» Exercise task:
Beginning with the line where "Extract the structured" appears, restate the lines word for word through the last one in the listing.

» Records for this task:
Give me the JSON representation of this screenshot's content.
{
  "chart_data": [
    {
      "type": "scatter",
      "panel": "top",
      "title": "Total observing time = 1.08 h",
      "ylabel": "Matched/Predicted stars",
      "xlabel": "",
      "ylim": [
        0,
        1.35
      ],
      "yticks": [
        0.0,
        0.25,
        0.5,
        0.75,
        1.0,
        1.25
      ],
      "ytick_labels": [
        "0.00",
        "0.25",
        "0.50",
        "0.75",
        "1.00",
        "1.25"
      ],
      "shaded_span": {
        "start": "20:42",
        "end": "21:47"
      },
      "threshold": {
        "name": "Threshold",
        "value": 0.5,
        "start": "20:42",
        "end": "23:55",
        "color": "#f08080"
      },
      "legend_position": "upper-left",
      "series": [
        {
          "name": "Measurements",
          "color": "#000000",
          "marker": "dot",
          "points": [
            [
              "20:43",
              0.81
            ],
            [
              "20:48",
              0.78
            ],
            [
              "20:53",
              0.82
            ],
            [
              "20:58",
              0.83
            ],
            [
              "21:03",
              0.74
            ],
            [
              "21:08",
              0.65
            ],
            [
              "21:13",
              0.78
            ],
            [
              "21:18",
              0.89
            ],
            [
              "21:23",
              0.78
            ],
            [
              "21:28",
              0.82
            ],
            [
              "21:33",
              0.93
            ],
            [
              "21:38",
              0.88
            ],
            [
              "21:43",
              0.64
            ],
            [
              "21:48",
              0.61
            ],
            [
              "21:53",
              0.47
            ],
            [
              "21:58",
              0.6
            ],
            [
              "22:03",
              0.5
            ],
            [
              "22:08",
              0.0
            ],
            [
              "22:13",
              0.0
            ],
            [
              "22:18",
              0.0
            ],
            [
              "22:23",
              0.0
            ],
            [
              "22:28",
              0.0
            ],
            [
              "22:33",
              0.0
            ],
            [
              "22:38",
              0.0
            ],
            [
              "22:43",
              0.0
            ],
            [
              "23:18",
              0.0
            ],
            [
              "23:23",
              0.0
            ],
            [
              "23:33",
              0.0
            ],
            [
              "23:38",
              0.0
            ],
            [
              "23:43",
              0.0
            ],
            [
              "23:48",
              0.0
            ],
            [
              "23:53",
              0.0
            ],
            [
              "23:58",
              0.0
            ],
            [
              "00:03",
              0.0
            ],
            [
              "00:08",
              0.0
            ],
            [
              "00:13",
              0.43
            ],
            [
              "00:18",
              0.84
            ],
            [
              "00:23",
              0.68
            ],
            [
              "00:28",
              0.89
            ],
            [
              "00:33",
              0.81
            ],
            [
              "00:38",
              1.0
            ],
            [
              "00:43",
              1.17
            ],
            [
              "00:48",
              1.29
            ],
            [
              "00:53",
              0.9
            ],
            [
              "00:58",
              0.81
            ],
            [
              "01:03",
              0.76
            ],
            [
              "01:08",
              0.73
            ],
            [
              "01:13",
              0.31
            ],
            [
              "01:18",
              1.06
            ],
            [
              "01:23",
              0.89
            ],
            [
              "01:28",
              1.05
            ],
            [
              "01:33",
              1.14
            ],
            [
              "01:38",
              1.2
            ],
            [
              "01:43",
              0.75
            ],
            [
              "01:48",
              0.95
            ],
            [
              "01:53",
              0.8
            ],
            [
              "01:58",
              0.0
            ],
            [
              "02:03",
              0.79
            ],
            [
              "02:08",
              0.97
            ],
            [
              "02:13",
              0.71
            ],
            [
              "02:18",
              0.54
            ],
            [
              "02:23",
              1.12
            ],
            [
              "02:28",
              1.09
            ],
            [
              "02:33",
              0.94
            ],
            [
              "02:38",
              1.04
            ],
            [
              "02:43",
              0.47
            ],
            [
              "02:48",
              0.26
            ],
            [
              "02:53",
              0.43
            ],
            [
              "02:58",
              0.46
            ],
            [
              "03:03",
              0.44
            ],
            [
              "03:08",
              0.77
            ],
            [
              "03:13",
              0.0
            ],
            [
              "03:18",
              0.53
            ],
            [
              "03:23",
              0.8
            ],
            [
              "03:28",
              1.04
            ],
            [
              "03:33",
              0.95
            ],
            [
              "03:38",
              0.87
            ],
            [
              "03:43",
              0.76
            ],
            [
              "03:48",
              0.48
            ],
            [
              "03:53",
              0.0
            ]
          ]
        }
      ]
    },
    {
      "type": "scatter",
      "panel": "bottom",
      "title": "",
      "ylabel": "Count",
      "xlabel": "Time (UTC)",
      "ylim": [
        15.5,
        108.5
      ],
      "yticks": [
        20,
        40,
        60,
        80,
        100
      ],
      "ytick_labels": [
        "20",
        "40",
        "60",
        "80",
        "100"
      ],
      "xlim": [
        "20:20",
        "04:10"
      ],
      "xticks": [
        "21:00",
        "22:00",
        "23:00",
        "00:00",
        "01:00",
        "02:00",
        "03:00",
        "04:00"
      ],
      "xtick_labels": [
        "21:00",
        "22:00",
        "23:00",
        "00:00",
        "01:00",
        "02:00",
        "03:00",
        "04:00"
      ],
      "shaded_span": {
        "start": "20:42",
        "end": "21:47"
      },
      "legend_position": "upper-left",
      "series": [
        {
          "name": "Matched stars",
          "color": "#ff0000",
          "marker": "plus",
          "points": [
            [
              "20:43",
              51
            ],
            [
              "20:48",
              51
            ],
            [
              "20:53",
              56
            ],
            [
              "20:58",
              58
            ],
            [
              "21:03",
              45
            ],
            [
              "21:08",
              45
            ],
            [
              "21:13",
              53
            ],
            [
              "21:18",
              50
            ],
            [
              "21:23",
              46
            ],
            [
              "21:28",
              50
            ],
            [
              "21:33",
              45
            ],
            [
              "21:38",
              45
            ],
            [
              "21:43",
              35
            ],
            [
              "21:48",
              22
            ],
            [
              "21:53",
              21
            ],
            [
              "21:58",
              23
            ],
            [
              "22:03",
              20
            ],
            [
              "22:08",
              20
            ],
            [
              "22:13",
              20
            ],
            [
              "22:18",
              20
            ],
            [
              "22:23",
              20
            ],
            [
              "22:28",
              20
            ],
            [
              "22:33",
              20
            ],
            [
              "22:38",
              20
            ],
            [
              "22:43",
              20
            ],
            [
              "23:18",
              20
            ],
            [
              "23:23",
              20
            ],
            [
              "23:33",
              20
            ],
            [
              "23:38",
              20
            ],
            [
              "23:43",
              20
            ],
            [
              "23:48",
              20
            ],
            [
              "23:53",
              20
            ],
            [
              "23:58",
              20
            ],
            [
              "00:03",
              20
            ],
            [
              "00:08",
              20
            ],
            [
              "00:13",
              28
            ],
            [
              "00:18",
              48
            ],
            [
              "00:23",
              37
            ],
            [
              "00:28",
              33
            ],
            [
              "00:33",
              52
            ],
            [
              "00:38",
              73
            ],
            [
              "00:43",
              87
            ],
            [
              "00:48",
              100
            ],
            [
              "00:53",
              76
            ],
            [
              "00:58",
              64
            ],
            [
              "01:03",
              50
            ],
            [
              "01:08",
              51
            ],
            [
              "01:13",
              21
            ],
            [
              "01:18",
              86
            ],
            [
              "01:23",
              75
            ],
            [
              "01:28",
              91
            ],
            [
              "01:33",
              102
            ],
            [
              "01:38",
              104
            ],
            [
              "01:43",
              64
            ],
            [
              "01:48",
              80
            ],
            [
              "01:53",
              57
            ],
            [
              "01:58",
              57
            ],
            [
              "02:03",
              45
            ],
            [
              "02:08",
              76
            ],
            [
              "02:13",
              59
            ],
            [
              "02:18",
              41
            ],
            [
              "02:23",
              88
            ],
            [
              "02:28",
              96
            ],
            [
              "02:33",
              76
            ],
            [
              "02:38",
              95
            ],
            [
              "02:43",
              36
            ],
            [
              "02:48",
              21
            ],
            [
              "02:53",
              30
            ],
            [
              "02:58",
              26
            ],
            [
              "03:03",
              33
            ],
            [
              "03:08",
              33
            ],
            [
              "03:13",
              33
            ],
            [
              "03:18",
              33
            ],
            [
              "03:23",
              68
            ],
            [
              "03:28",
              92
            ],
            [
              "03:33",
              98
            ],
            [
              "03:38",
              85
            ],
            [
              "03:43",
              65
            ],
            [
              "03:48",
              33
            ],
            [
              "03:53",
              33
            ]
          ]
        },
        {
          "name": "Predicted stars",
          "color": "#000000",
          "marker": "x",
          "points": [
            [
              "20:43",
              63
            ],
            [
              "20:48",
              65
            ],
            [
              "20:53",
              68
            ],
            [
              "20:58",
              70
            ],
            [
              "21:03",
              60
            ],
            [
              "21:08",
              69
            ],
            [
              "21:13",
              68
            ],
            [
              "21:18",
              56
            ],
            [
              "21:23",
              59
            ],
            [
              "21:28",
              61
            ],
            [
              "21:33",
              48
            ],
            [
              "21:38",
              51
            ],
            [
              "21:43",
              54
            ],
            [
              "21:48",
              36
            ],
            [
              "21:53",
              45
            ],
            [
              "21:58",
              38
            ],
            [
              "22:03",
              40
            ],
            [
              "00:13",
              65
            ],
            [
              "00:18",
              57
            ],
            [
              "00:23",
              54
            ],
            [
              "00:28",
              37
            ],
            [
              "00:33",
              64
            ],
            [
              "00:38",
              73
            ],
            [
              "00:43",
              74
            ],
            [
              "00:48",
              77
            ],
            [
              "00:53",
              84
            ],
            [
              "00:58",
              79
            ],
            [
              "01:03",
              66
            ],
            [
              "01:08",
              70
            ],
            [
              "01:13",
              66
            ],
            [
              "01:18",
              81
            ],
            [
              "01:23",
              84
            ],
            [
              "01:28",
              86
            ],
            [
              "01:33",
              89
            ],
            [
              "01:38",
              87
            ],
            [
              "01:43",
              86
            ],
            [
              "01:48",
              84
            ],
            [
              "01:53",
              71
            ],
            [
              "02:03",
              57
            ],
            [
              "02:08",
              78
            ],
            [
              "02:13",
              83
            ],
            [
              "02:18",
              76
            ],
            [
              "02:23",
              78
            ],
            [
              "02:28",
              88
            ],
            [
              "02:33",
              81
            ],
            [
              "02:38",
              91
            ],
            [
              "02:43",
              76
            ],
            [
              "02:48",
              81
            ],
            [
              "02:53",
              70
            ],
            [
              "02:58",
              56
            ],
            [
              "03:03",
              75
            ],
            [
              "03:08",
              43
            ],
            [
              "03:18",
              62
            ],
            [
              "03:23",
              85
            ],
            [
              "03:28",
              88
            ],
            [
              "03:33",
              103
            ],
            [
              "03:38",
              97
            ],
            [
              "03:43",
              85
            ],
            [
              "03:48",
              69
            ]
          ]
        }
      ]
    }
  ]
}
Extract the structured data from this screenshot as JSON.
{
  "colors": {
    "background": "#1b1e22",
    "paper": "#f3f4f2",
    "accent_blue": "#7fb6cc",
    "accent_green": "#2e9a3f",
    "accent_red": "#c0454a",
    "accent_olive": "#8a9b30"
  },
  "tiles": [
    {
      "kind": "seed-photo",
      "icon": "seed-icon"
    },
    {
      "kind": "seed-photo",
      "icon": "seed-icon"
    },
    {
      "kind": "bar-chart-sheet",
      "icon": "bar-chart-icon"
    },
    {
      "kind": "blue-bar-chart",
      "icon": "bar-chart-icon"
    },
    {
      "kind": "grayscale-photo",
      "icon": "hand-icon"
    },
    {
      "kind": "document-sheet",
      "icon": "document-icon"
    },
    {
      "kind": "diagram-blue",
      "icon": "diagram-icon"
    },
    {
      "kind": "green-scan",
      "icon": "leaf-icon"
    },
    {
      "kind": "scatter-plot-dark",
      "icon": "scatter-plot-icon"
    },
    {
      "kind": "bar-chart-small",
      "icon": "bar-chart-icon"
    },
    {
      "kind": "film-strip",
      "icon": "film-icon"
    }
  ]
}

» Written answer:
Extract the structured data from this screenshot as JSON.
{
  "colors": {
    "background": "#1b1e22",
    "paper": "#f3f4f2",
    "accent_blue": "#7fb6cc",
    "accent_green": "#2e9a3f",
    "accent_red": "#c0454a",
    "accent_olive": "#8a9b30"
  },
  "tiles": [
    {
      "kind": "seed-photo",
      "icon": "seed-icon"
    },
    {
      "kind": "seed-photo",
      "icon": "seed-icon"
    },
    {
      "kind": "bar-chart-sheet",
      "icon": "bar-chart-icon"
    },
    {
      "kind": "blue-bar-chart",
      "icon": "bar-chart-icon"
    },
    {
      "kind": "grayscale-photo",
      "icon": "hand-icon"
    },
    {
      "kind": "document-sheet",
      "icon": "document-icon"
    },
    {
      "kind": "diagram-blue",
      "icon": "diagram-icon"
    },
    {
      "kind": "green-scan",
      "icon": "leaf-icon"
    },
    {
      "kind": "scatter-plot-dark",
      "icon": "scatter-plot-icon"
    },
    {
      "kind": "bar-chart-small",
      "icon": "bar-chart-icon"
    },
    {
      "kind": "film-strip",
      "icon": "film-icon"
    }
  ]
}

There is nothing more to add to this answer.